▶ **Exercise brief**
Search the material for the string "title" and copy each line where it occurs.

▶ **Dataset entries**
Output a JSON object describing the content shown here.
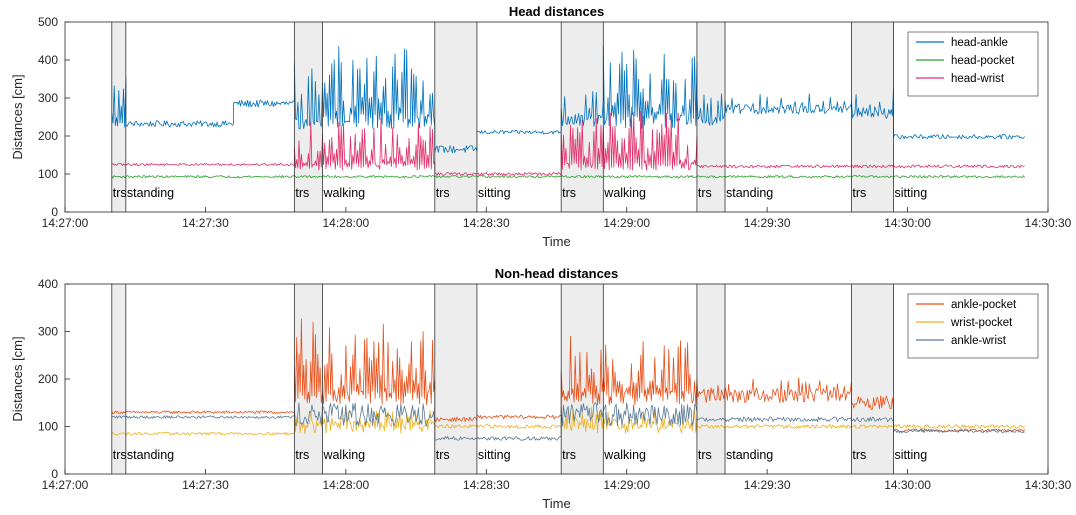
{
  "chart_data": [
    {
      "type": "line",
      "title": "Head distances",
      "xlabel": "Time",
      "ylabel": "Distances [cm]",
      "xlim": [
        "14:27:00",
        "14:30:30"
      ],
      "ylim": [
        0,
        500
      ],
      "x_ticks": [
        "14:27:00",
        "14:27:30",
        "14:28:00",
        "14:28:30",
        "14:29:00",
        "14:29:30",
        "14:30:00",
        "14:30:30"
      ],
      "y_ticks": [
        0,
        100,
        200,
        300,
        400,
        500
      ],
      "legend_position": "top-right",
      "grid": false,
      "activities": [
        {
          "label": "trs",
          "start": "14:27:10",
          "end": "14:27:13",
          "shaded": true
        },
        {
          "label": "standing",
          "start": "14:27:13",
          "end": "14:27:49",
          "shaded": false
        },
        {
          "label": "trs",
          "start": "14:27:49",
          "end": "14:27:55",
          "shaded": true
        },
        {
          "label": "walking",
          "start": "14:27:55",
          "end": "14:28:19",
          "shaded": false
        },
        {
          "label": "trs",
          "start": "14:28:19",
          "end": "14:28:28",
          "shaded": true
        },
        {
          "label": "sitting",
          "start": "14:28:28",
          "end": "14:28:46",
          "shaded": false
        },
        {
          "label": "trs",
          "start": "14:28:46",
          "end": "14:28:55",
          "shaded": true
        },
        {
          "label": "walking",
          "start": "14:28:55",
          "end": "14:29:15",
          "shaded": false
        },
        {
          "label": "trs",
          "start": "14:29:15",
          "end": "14:29:21",
          "shaded": true
        },
        {
          "label": "standing",
          "start": "14:29:21",
          "end": "14:29:48",
          "shaded": false
        },
        {
          "label": "trs",
          "start": "14:29:48",
          "end": "14:29:57",
          "shaded": true
        },
        {
          "label": "sitting",
          "start": "14:29:57",
          "end": "14:30:25",
          "shaded": false
        }
      ],
      "series": [
        {
          "name": "head-ankle",
          "color": "#0072BD",
          "segments": [
            {
              "start": "14:27:10",
              "end": "14:27:13",
              "base": 230,
              "noise": 8,
              "spike_every": 2,
              "spike": 130
            },
            {
              "start": "14:27:13",
              "end": "14:27:36",
              "base": 232,
              "noise": 8,
              "spike_every": 0,
              "spike": 0
            },
            {
              "start": "14:27:36",
              "end": "14:27:49",
              "base": 285,
              "noise": 10,
              "spike_every": 0,
              "spike": 0
            },
            {
              "start": "14:27:49",
              "end": "14:27:55",
              "base": 230,
              "noise": 15,
              "spike_every": 3,
              "spike": 160
            },
            {
              "start": "14:27:55",
              "end": "14:28:19",
              "base": 240,
              "noise": 20,
              "spike_every": 2,
              "spike": 190
            },
            {
              "start": "14:28:19",
              "end": "14:28:28",
              "base": 165,
              "noise": 10,
              "spike_every": 0,
              "spike": 0
            },
            {
              "start": "14:28:28",
              "end": "14:28:46",
              "base": 210,
              "noise": 5,
              "spike_every": 0,
              "spike": 0
            },
            {
              "start": "14:28:46",
              "end": "14:28:55",
              "base": 240,
              "noise": 15,
              "spike_every": 3,
              "spike": 80
            },
            {
              "start": "14:28:55",
              "end": "14:29:15",
              "base": 240,
              "noise": 20,
              "spike_every": 2,
              "spike": 190
            },
            {
              "start": "14:29:15",
              "end": "14:29:21",
              "base": 240,
              "noise": 12,
              "spike_every": 3,
              "spike": 80
            },
            {
              "start": "14:29:21",
              "end": "14:29:48",
              "base": 270,
              "noise": 12,
              "spike_every": 6,
              "spike": 40
            },
            {
              "start": "14:29:48",
              "end": "14:29:57",
              "base": 260,
              "noise": 15,
              "spike_every": 4,
              "spike": 60
            },
            {
              "start": "14:29:57",
              "end": "14:30:25",
              "base": 198,
              "noise": 6,
              "spike_every": 0,
              "spike": 0
            }
          ]
        },
        {
          "name": "head-pocket",
          "color": "#2CA02C",
          "segments": [
            {
              "start": "14:27:10",
              "end": "14:30:25",
              "base": 93,
              "noise": 3,
              "spike_every": 0,
              "spike": 0
            }
          ]
        },
        {
          "name": "head-wrist",
          "color": "#E0306A",
          "segments": [
            {
              "start": "14:27:10",
              "end": "14:27:49",
              "base": 125,
              "noise": 3,
              "spike_every": 0,
              "spike": 0
            },
            {
              "start": "14:27:49",
              "end": "14:28:19",
              "base": 120,
              "noise": 10,
              "spike_every": 2,
              "spike": 120
            },
            {
              "start": "14:28:19",
              "end": "14:28:46",
              "base": 100,
              "noise": 4,
              "spike_every": 0,
              "spike": 0
            },
            {
              "start": "14:28:46",
              "end": "14:29:15",
              "base": 120,
              "noise": 10,
              "spike_every": 2,
              "spike": 150
            },
            {
              "start": "14:29:15",
              "end": "14:30:25",
              "base": 120,
              "noise": 4,
              "spike_every": 0,
              "spike": 0
            }
          ]
        }
      ]
    },
    {
      "type": "line",
      "title": "Non-head distances",
      "xlabel": "Time",
      "ylabel": "Distances [cm]",
      "xlim": [
        "14:27:00",
        "14:30:30"
      ],
      "ylim": [
        0,
        400
      ],
      "x_ticks": [
        "14:27:00",
        "14:27:30",
        "14:28:00",
        "14:28:30",
        "14:29:00",
        "14:29:30",
        "14:30:00",
        "14:30:30"
      ],
      "y_ticks": [
        0,
        100,
        200,
        300,
        400
      ],
      "legend_position": "top-right",
      "grid": false,
      "activities": [
        {
          "label": "trs",
          "start": "14:27:10",
          "end": "14:27:13",
          "shaded": true
        },
        {
          "label": "standing",
          "start": "14:27:13",
          "end": "14:27:49",
          "shaded": false
        },
        {
          "label": "trs",
          "start": "14:27:49",
          "end": "14:27:55",
          "shaded": true
        },
        {
          "label": "walking",
          "start": "14:27:55",
          "end": "14:28:19",
          "shaded": false
        },
        {
          "label": "trs",
          "start": "14:28:19",
          "end": "14:28:28",
          "shaded": true
        },
        {
          "label": "sitting",
          "start": "14:28:28",
          "end": "14:28:46",
          "shaded": false
        },
        {
          "label": "trs",
          "start": "14:28:46",
          "end": "14:28:55",
          "shaded": true
        },
        {
          "label": "walking",
          "start": "14:28:55",
          "end": "14:29:15",
          "shaded": false
        },
        {
          "label": "trs",
          "start": "14:29:15",
          "end": "14:29:21",
          "shaded": true
        },
        {
          "label": "standing",
          "start": "14:29:21",
          "end": "14:29:48",
          "shaded": false
        },
        {
          "label": "trs",
          "start": "14:29:48",
          "end": "14:29:57",
          "shaded": true
        },
        {
          "label": "sitting",
          "start": "14:29:57",
          "end": "14:30:25",
          "shaded": false
        }
      ],
      "series": [
        {
          "name": "ankle-pocket",
          "color": "#E8501A",
          "segments": [
            {
              "start": "14:27:10",
              "end": "14:27:49",
              "base": 130,
              "noise": 3,
              "spike_every": 0,
              "spike": 0
            },
            {
              "start": "14:27:49",
              "end": "14:28:19",
              "base": 160,
              "noise": 15,
              "spike_every": 2,
              "spike": 160
            },
            {
              "start": "14:28:19",
              "end": "14:28:28",
              "base": 115,
              "noise": 5,
              "spike_every": 0,
              "spike": 0
            },
            {
              "start": "14:28:28",
              "end": "14:28:46",
              "base": 120,
              "noise": 4,
              "spike_every": 0,
              "spike": 0
            },
            {
              "start": "14:28:46",
              "end": "14:29:15",
              "base": 160,
              "noise": 15,
              "spike_every": 2,
              "spike": 120
            },
            {
              "start": "14:29:15",
              "end": "14:29:48",
              "base": 165,
              "noise": 15,
              "spike_every": 3,
              "spike": 30
            },
            {
              "start": "14:29:48",
              "end": "14:29:57",
              "base": 150,
              "noise": 15,
              "spike_every": 0,
              "spike": 0
            },
            {
              "start": "14:29:57",
              "end": "14:30:25",
              "base": 92,
              "noise": 3,
              "spike_every": 0,
              "spike": 0
            }
          ]
        },
        {
          "name": "wrist-pocket",
          "color": "#EDB120",
          "segments": [
            {
              "start": "14:27:10",
              "end": "14:27:49",
              "base": 85,
              "noise": 3,
              "spike_every": 0,
              "spike": 0
            },
            {
              "start": "14:27:49",
              "end": "14:28:19",
              "base": 100,
              "noise": 15,
              "spike_every": 2,
              "spike": 30
            },
            {
              "start": "14:28:19",
              "end": "14:28:46",
              "base": 100,
              "noise": 4,
              "spike_every": 0,
              "spike": 0
            },
            {
              "start": "14:28:46",
              "end": "14:29:15",
              "base": 100,
              "noise": 15,
              "spike_every": 2,
              "spike": 30
            },
            {
              "start": "14:29:15",
              "end": "14:30:25",
              "base": 100,
              "noise": 4,
              "spike_every": 0,
              "spike": 0
            }
          ]
        },
        {
          "name": "ankle-wrist",
          "color": "#5A7A95",
          "segments": [
            {
              "start": "14:27:10",
              "end": "14:27:49",
              "base": 120,
              "noise": 3,
              "spike_every": 0,
              "spike": 0
            },
            {
              "start": "14:27:49",
              "end": "14:28:19",
              "base": 125,
              "noise": 25,
              "spike_every": 0,
              "spike": 0
            },
            {
              "start": "14:28:19",
              "end": "14:28:46",
              "base": 75,
              "noise": 4,
              "spike_every": 0,
              "spike": 0
            },
            {
              "start": "14:28:46",
              "end": "14:29:15",
              "base": 125,
              "noise": 25,
              "spike_every": 0,
              "spike": 0
            },
            {
              "start": "14:29:15",
              "end": "14:29:57",
              "base": 115,
              "noise": 5,
              "spike_every": 0,
              "spike": 0
            },
            {
              "start": "14:29:57",
              "end": "14:30:25",
              "base": 90,
              "noise": 3,
              "spike_every": 0,
              "spike": 0
            }
          ]
        }
      ]
    }
  ]
}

▶ **Complete response**
      "title": "Head distances",
      "title": "Non-head distances",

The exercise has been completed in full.